***** STORED DATA *****
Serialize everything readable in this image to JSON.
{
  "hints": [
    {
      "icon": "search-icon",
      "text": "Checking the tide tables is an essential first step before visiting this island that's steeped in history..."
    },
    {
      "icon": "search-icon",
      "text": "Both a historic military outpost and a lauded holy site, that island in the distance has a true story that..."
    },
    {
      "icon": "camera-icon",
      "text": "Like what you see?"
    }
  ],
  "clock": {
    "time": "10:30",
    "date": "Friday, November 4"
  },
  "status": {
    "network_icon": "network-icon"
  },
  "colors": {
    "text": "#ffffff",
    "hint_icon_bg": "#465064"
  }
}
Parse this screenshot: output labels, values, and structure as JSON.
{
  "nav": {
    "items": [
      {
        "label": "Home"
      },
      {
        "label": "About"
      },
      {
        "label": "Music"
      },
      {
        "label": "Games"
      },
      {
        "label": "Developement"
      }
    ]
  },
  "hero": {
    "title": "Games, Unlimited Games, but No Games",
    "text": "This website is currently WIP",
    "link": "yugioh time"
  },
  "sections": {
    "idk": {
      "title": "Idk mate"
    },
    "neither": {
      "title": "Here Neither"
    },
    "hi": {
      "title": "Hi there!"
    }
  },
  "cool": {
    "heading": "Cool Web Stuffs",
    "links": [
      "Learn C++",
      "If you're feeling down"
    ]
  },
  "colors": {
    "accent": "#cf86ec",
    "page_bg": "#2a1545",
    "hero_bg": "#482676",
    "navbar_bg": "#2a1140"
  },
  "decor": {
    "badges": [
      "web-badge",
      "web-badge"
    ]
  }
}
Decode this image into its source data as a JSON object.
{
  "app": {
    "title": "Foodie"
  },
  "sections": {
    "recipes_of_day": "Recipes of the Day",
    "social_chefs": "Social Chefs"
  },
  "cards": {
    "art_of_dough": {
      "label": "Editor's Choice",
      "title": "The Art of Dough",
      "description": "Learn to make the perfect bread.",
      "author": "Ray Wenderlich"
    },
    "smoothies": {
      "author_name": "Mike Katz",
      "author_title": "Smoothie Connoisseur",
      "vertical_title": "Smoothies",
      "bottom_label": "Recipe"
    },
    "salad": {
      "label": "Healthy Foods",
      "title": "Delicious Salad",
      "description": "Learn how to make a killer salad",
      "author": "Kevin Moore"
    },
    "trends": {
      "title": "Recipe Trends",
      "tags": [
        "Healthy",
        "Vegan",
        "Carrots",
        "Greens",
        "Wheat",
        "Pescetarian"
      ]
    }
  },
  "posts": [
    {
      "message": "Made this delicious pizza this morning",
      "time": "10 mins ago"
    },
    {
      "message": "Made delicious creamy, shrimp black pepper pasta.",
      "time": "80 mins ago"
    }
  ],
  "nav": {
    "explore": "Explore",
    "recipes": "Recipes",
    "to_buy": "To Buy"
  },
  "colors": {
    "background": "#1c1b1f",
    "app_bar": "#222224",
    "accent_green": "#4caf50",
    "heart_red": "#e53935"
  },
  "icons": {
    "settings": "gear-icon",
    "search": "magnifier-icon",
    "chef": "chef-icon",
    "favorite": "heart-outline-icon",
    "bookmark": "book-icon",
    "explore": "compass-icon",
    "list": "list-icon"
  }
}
*****
- _WRITTEN TASK_
Would you quote, exactly and only, the lines from the one containing "Decode this image" to the end of the entries?

- _RESPONSE_
Decode this image into its source data as a JSON object.
{
  "app": {
    "title": "Foodie"
  },
  "sections": {
    "recipes_of_day": "Recipes of the Day",
    "social_chefs": "Social Chefs"
  },
  "cards": {
    "art_of_dough": {
      "label": "Editor's Choice",
      "title": "The Art of Dough",
      "description": "Learn to make the perfect bread.",
      "author": "Ray Wenderlich"
    },
    "smoothies": {
      "author_name": "Mike Katz",
      "author_title": "Smoothie Connoisseur",
      "vertical_title": "Smoothies",
      "bottom_label": "Recipe"
    },
    "salad": {
      "label": "Healthy Foods",
      "title": "Delicious Salad",
      "description": "Learn how to make a killer salad",
      "author": "Kevin Moore"
    },
    "trends": {
      "title": "Recipe Trends",
      "tags": [
        "Healthy",
        "Vegan",
        "Carrots",
        "Greens",
        "Wheat",
        "Pescetarian"
      ]
    }
  },
  "posts": [
    {
      "message": "Made this delicious pizza this morning",
      "time": "10 mins ago"
    },
    {
      "message": "Made delicious creamy, shrimp black pepper pasta.",
      "time": "80 mins ago"
    }
  ],
  "nav": {
    "explore": "Explore",
    "recipes": "Recipes",
    "to_buy": "To Buy"
  },
  "colors": {
    "background": "#1c1b1f",
    "app_bar": "#222224",
    "accent_green": "#4caf50",
    "heart_red": "#e53935"
  },
  "icons": {
    "settings": "gear-icon",
    "search": "magnifier-icon",
    "chef": "chef-icon",
    "favorite": "heart-outline-icon",
    "bookmark": "book-icon",
    "explore": "compass-icon",
    "list": "list-icon"
  }
}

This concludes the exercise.